SUPPLIED DATA start
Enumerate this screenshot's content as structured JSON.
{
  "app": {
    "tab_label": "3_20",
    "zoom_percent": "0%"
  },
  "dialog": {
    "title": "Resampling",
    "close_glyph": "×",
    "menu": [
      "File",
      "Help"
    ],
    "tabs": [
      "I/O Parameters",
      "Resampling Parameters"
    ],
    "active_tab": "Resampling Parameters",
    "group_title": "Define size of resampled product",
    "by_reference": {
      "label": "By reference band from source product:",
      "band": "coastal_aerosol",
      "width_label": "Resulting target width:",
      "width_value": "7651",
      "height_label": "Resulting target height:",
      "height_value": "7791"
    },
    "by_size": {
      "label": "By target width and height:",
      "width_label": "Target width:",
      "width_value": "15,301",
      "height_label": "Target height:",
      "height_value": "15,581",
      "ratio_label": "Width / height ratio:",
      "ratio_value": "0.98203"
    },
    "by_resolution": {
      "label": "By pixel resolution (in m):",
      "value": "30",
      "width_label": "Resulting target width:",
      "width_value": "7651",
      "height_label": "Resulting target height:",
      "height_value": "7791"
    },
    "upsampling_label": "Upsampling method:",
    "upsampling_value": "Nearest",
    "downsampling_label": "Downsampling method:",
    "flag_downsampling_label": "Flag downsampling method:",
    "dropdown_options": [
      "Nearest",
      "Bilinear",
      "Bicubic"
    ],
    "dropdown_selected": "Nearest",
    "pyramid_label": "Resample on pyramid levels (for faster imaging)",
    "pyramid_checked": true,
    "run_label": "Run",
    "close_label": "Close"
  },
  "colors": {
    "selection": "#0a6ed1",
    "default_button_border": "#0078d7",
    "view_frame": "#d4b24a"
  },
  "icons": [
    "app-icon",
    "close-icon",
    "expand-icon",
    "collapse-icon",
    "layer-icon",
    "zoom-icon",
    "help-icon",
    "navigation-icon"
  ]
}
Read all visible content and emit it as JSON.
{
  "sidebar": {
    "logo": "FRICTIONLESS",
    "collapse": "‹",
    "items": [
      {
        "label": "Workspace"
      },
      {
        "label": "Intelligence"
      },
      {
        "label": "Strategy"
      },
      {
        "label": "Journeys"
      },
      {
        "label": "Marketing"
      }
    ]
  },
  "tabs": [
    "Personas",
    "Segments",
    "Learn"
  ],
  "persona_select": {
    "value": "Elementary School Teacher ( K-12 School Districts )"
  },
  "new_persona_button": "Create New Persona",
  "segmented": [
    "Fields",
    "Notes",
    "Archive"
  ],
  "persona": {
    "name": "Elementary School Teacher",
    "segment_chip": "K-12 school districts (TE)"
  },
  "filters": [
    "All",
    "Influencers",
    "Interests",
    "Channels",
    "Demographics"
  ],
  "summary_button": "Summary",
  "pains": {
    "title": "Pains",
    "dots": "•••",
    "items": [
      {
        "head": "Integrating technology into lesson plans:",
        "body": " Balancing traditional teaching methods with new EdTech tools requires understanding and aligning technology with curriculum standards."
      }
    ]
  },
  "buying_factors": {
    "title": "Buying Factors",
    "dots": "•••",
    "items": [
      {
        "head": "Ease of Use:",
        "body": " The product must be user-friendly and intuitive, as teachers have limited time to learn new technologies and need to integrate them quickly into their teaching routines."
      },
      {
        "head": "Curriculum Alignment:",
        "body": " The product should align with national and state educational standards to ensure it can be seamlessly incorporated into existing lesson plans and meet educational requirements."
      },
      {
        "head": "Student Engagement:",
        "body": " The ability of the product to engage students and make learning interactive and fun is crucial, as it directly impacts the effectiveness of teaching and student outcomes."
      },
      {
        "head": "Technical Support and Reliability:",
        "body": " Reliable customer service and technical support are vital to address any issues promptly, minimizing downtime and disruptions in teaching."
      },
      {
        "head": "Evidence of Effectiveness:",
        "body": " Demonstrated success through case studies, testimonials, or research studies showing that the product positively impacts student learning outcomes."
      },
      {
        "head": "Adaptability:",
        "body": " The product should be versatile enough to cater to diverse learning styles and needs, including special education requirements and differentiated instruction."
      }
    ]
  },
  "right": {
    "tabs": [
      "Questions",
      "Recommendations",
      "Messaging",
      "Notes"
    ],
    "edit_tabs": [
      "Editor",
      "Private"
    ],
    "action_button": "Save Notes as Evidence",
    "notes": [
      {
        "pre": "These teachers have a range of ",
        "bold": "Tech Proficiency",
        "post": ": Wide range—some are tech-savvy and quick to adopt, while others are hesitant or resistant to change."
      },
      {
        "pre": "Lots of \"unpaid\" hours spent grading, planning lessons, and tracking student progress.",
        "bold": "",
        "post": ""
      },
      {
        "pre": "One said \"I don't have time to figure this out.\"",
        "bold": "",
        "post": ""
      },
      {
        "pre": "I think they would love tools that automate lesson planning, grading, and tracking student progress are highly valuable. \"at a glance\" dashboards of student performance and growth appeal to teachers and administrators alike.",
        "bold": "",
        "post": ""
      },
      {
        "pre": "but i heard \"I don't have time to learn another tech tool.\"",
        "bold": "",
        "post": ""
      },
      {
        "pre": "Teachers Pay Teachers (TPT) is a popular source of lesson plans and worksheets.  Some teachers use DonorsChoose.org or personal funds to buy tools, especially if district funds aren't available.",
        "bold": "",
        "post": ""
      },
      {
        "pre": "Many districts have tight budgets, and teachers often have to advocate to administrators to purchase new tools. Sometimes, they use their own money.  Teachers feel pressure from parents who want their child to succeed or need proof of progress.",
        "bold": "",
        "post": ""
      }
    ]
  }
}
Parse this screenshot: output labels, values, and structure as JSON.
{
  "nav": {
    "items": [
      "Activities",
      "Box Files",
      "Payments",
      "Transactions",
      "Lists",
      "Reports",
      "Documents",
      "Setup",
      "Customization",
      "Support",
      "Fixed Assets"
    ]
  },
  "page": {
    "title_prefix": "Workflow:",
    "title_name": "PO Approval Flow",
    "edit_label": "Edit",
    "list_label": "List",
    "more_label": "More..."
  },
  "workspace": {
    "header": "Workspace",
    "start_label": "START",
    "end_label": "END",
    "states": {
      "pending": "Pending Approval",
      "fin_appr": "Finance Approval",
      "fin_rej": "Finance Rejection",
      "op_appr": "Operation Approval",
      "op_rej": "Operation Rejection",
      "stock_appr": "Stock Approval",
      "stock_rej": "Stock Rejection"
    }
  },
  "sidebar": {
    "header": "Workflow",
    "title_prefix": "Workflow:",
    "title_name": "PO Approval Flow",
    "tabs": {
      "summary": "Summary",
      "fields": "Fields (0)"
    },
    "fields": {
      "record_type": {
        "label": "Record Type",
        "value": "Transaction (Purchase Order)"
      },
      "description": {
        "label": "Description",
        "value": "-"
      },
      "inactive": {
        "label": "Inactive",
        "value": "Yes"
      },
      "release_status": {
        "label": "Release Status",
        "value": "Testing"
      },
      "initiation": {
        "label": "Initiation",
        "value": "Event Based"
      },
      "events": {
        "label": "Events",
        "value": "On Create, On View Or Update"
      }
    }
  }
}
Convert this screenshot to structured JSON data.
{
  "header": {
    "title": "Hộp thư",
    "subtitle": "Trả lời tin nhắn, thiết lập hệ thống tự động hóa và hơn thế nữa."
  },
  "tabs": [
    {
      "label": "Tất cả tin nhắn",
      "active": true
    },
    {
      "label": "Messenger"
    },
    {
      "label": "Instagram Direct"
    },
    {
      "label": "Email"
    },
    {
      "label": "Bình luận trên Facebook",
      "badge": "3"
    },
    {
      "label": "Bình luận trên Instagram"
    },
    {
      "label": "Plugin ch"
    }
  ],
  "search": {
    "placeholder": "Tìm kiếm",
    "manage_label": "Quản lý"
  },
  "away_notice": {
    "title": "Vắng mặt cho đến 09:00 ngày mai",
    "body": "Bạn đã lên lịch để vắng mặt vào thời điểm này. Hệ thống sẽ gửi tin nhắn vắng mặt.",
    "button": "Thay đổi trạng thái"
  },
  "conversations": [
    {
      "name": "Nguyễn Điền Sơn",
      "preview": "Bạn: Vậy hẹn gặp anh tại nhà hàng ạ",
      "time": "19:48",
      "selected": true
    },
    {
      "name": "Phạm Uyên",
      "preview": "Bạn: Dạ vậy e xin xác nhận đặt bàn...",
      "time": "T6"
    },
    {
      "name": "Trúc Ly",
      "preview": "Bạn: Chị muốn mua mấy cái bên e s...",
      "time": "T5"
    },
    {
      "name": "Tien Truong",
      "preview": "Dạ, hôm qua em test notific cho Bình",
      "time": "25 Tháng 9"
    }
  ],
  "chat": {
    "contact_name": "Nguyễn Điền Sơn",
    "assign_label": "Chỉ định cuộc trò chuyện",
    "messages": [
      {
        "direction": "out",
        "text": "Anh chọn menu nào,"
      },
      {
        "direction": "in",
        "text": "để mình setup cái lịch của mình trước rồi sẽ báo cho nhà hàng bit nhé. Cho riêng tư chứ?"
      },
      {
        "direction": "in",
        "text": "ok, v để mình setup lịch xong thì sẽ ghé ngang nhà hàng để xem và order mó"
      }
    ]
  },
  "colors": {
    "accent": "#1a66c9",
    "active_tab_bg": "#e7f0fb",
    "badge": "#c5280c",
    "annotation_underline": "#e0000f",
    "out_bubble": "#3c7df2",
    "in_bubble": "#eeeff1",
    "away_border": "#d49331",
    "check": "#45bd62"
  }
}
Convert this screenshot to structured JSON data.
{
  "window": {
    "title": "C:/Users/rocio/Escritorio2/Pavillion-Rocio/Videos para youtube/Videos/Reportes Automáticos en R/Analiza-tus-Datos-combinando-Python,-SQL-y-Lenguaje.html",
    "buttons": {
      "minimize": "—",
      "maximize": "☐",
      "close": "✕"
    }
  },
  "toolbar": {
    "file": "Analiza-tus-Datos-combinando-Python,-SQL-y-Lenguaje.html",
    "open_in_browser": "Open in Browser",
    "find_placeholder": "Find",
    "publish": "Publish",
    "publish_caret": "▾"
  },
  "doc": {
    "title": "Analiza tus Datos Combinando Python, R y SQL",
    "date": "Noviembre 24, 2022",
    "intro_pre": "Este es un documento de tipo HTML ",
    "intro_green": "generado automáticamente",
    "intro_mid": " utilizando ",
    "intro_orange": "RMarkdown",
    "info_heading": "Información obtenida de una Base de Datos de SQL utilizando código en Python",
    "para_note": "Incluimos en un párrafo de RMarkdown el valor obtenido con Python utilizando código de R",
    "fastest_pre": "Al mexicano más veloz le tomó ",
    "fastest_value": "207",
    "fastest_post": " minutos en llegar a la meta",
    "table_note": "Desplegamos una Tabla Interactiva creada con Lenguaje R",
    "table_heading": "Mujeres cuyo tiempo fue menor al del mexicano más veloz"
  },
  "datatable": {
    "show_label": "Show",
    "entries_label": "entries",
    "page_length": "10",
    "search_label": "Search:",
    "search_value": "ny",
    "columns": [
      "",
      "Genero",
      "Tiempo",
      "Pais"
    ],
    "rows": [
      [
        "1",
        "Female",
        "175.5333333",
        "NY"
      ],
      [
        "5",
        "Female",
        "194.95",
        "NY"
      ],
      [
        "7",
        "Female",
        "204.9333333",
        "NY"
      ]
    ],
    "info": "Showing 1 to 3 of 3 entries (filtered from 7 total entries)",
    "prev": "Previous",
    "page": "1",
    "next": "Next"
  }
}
SUPPLIED DATA end
### SHORT TASK:
Identify the lines that hold the word "should". Copy every one of them.

### THE RESPONSE:
        "body": " The product should align with national and state educational standards to ensure it can be seamlessly incorporated into existing lesson plans and meet educational requirements."
        "body": " The product should be versatile enough to cater to diverse learning styles and needs, including special education requirements and differentiated instruction."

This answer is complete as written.